**SET PROBLEM:**
Print out every line, exactly as written.

**WORKING DATA:**
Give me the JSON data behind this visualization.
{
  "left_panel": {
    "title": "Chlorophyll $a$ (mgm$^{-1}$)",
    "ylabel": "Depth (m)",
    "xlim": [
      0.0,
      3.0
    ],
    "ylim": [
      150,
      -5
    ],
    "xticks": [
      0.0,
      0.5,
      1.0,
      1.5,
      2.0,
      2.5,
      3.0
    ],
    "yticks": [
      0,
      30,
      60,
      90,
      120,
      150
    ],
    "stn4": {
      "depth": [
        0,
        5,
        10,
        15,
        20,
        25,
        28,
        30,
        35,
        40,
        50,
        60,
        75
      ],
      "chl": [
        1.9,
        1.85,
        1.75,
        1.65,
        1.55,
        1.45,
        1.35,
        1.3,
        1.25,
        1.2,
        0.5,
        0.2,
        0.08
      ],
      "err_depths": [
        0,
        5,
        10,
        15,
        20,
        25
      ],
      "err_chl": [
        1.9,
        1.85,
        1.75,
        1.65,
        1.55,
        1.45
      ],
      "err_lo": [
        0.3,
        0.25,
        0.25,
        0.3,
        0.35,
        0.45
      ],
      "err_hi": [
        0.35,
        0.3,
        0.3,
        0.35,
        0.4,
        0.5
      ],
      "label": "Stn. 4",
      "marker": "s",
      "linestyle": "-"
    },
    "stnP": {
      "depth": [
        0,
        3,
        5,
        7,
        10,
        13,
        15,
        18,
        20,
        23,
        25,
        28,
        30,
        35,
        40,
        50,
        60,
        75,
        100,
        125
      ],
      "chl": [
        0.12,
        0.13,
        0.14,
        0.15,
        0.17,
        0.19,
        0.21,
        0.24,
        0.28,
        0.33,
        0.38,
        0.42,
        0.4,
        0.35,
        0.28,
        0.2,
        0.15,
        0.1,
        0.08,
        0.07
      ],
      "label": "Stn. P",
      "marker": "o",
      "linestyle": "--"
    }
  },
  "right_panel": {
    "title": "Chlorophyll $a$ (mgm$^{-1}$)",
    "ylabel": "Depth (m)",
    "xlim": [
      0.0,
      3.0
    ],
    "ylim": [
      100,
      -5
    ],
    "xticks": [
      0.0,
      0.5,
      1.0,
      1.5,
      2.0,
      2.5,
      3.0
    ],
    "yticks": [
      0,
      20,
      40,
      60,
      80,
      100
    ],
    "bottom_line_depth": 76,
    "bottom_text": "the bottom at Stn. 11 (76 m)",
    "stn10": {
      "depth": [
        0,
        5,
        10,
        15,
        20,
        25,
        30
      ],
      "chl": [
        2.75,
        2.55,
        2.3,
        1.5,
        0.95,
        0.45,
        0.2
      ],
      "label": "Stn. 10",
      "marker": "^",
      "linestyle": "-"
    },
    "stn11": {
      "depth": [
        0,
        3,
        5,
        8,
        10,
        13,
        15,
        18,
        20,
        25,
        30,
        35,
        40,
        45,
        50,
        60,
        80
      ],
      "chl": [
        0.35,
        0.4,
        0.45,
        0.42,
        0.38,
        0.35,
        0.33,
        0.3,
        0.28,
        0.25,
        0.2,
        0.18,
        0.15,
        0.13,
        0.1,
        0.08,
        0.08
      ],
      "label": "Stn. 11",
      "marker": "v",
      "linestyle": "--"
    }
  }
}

**PROBLEM SOLUTION:**
Give me the JSON data behind this visualization.
{
  "left_panel": {
    "title": "Chlorophyll $a$ (mgm$^{-1}$)",
    "ylabel": "Depth (m)",
    "xlim": [
      0.0,
      3.0
    ],
    "ylim": [
      150,
      -5
    ],
    "xticks": [
      0.0,
      0.5,
      1.0,
      1.5,
      2.0,
      2.5,
      3.0
    ],
    "yticks": [
      0,
      30,
      60,
      90,
      120,
      150
    ],
    "stn4": {
      "depth": [
        0,
        5,
        10,
        15,
        20,
        25,
        28,
        30,
        35,
        40,
        50,
        60,
        75
      ],
      "chl": [
        1.9,
        1.85,
        1.75,
        1.65,
        1.55,
        1.45,
        1.35,
        1.3,
        1.25,
        1.2,
        0.5,
        0.2,
        0.08
      ],
      "err_depths": [
        0,
        5,
        10,
        15,
        20,
        25
      ],
      "err_chl": [
        1.9,
        1.85,
        1.75,
        1.65,
        1.55,
        1.45
      ],
      "err_lo": [
        0.3,
        0.25,
        0.25,
        0.3,
        0.35,
        0.45
      ],
      "err_hi": [
        0.35,
        0.3,
        0.3,
        0.35,
        0.4,
        0.5
      ],
      "label": "Stn. 4",
      "marker": "s",
      "linestyle": "-"
    },
    "stnP": {
      "depth": [
        0,
        3,
        5,
        7,
        10,
        13,
        15,
        18,
        20,
        23,
        25,
        28,
        30,
        35,
        40,
        50,
        60,
        75,
        100,
        125
      ],
      "chl": [
        0.12,
        0.13,
        0.14,
        0.15,
        0.17,
        0.19,
        0.21,
        0.24,
        0.28,
        0.33,
        0.38,
        0.42,
        0.4,
        0.35,
        0.28,
        0.2,
        0.15,
        0.1,
        0.08,
        0.07
      ],
      "label": "Stn. P",
      "marker": "o",
      "linestyle": "--"
    }
  },
  "right_panel": {
    "title": "Chlorophyll $a$ (mgm$^{-1}$)",
    "ylabel": "Depth (m)",
    "xlim": [
      0.0,
      3.0
    ],
    "ylim": [
      100,
      -5
    ],
    "xticks": [
      0.0,
      0.5,
      1.0,
      1.5,
      2.0,
      2.5,
      3.0
    ],
    "yticks": [
      0,
      20,
      40,
      60,
      80,
      100
    ],
    "bottom_line_depth": 76,
    "bottom_text": "the bottom at Stn. 11 (76 m)",
    "stn10": {
      "depth": [
        0,
        5,
        10,
        15,
        20,
        25,
        30
      ],
      "chl": [
        2.75,
        2.55,
        2.3,
        1.5,
        0.95,
        0.45,
        0.2
      ],
      "label": "Stn. 10",
      "marker": "^",
      "linestyle": "-"
    },
    "stn11": {
      "depth": [
        0,
        3,
        5,
        8,
        10,
        13,
        15,
        18,
        20,
        25,
        30,
        35,
        40,
        45,
        50,
        60,
        80
      ],
      "chl": [
        0.35,
        0.4,
        0.45,
        0.42,
        0.38,
        0.35,
        0.33,
        0.3,
        0.28,
        0.25,
        0.2,
        0.18,
        0.15,
        0.13,
        0.1,
        0.08,
        0.08
      ],
      "label": "Stn. 11",
      "marker": "v",
      "linestyle": "--"
    }
  }
}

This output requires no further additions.